## What to produce
Your task is to transcribe all of the records exactly and leave out the pictures.

## Available data
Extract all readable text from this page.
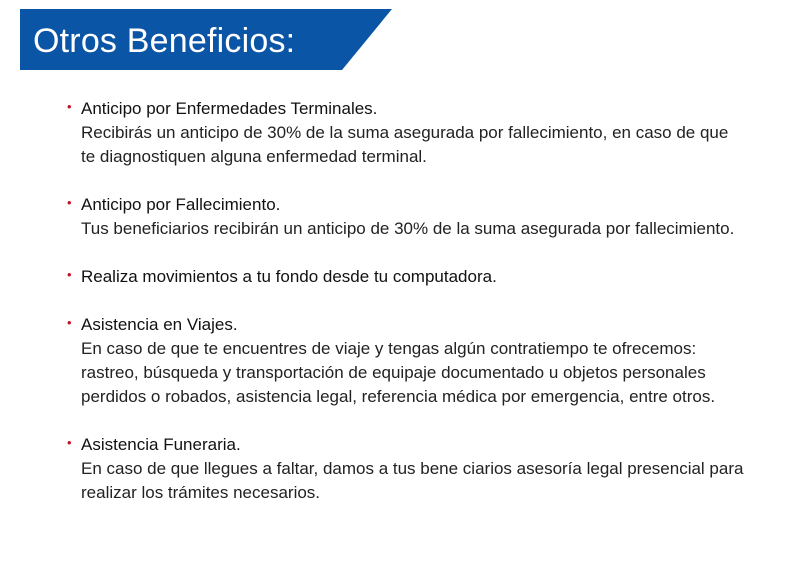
Otros Beneficios:
• Anticipo por Enfermedades Terminales.
Recibirás un anticipo de 30% de la suma asegurada por fallecimiento, en caso de que te diagnostiquen alguna enfermedad terminal.
• Anticipo por Fallecimiento.
Tus beneficiarios recibirán un anticipo de 30% de la suma asegurada por fallecimiento.
• Realiza movimientos a tu fondo desde tu computadora.
• Asistencia en Viajes.
En caso de que te encuentres de viaje y tengas algún contratiempo te ofrecemos: rastreo, búsqueda y transportación de equipaje documentado u objetos personales perdidos o robados, asistencia legal, referencia médica por emergencia, entre otros.
• Asistencia Funeraria.
En caso de que llegues a faltar, damos a tus bene ciarios asesoría legal presencial para realizar los trámites necesarios.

## Answer below
Extract all readable text from this page.
Otros Beneficios:
• Anticipo por Enfermedades Terminales.
Recibirás un anticipo de 30% de la suma asegurada por fallecimiento, en caso de que te diagnostiquen alguna enfermedad terminal.
• Anticipo por Fallecimiento.
Tus beneficiarios recibirán un anticipo de 30% de la suma asegurada por fallecimiento.
• Realiza movimientos a tu fondo desde tu computadora.
• Asistencia en Viajes.
En caso de que te encuentres de viaje y tengas algún contratiempo te ofrecemos: rastreo, búsqueda y transportación de equipaje documentado u objetos personales perdidos o robados, asistencia legal, referencia médica por emergencia, entre otros.
• Asistencia Funeraria.
En caso de que llegues a faltar, damos a tus bene ciarios asesoría legal presencial para realizar los trámites necesarios.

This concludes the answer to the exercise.